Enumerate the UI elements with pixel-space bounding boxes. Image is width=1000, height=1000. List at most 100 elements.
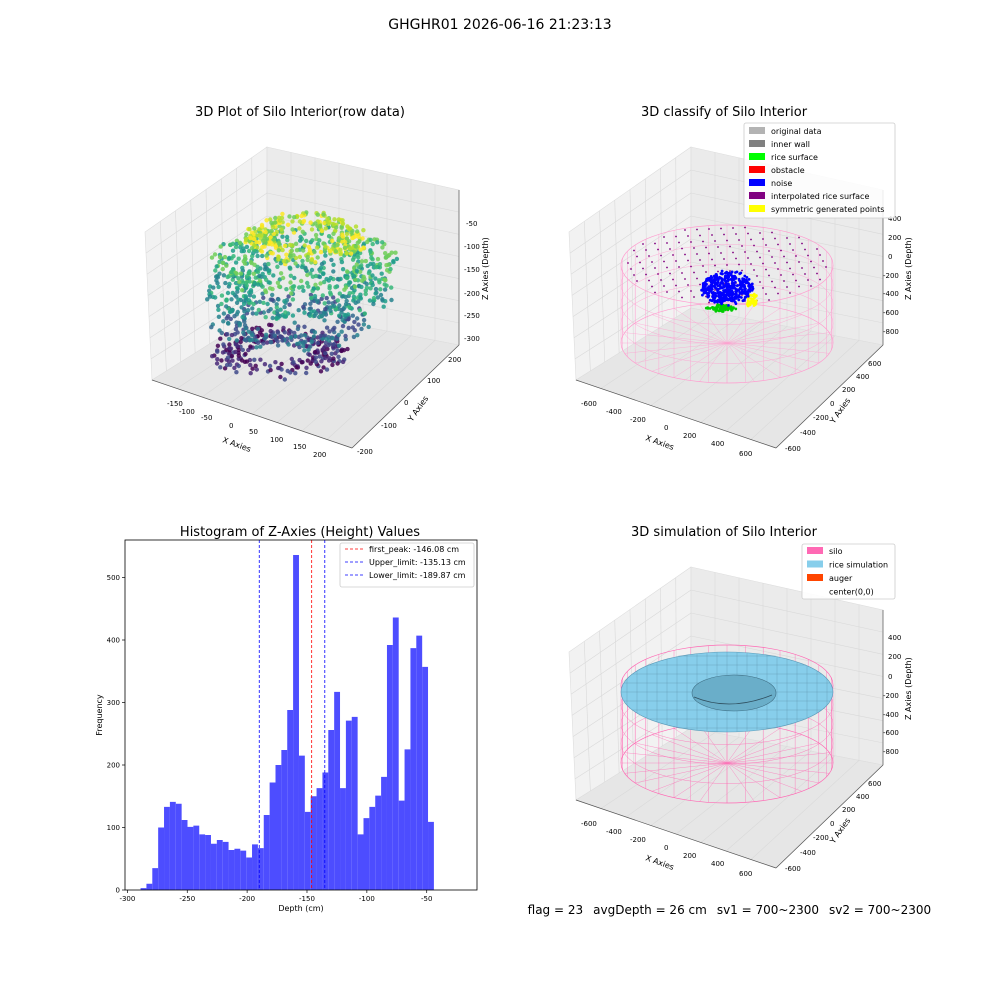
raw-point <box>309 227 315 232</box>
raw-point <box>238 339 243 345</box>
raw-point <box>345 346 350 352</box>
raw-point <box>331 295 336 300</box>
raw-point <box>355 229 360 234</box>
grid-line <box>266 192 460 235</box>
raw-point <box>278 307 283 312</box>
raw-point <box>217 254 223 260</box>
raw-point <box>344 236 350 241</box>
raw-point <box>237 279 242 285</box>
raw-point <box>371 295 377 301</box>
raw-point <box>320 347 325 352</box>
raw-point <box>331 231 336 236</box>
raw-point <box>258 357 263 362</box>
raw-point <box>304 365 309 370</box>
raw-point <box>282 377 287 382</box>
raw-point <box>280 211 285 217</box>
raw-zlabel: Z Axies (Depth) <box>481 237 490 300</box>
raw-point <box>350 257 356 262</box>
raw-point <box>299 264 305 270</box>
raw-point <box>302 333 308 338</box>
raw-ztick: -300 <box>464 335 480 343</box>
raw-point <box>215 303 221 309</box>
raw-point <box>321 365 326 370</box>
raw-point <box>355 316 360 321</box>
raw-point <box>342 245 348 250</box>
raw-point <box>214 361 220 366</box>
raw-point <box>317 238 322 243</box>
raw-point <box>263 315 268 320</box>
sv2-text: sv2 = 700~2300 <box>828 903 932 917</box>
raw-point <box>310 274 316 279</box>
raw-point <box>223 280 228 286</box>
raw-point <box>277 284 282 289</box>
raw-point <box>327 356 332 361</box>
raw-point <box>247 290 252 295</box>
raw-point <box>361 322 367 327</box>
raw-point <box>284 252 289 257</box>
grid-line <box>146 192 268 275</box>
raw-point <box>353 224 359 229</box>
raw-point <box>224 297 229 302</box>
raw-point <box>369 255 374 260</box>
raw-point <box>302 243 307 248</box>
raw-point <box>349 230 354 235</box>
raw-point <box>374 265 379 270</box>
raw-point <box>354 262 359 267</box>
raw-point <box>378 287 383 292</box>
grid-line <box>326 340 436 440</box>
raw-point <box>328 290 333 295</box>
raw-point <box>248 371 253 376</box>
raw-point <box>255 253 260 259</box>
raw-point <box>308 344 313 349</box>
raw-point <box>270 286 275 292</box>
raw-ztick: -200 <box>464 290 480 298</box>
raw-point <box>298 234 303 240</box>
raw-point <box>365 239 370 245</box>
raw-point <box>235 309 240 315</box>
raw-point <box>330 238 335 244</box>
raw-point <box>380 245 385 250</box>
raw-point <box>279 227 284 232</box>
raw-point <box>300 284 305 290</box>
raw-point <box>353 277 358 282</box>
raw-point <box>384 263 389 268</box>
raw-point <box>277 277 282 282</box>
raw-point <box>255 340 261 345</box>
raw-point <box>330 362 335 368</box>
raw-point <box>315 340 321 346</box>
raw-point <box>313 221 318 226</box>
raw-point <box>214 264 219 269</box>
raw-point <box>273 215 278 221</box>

++++++++++

What this task involves |
Count the lines in the material above that contain the string "ztick", and reply with that number alone.

Response to this exercise |
2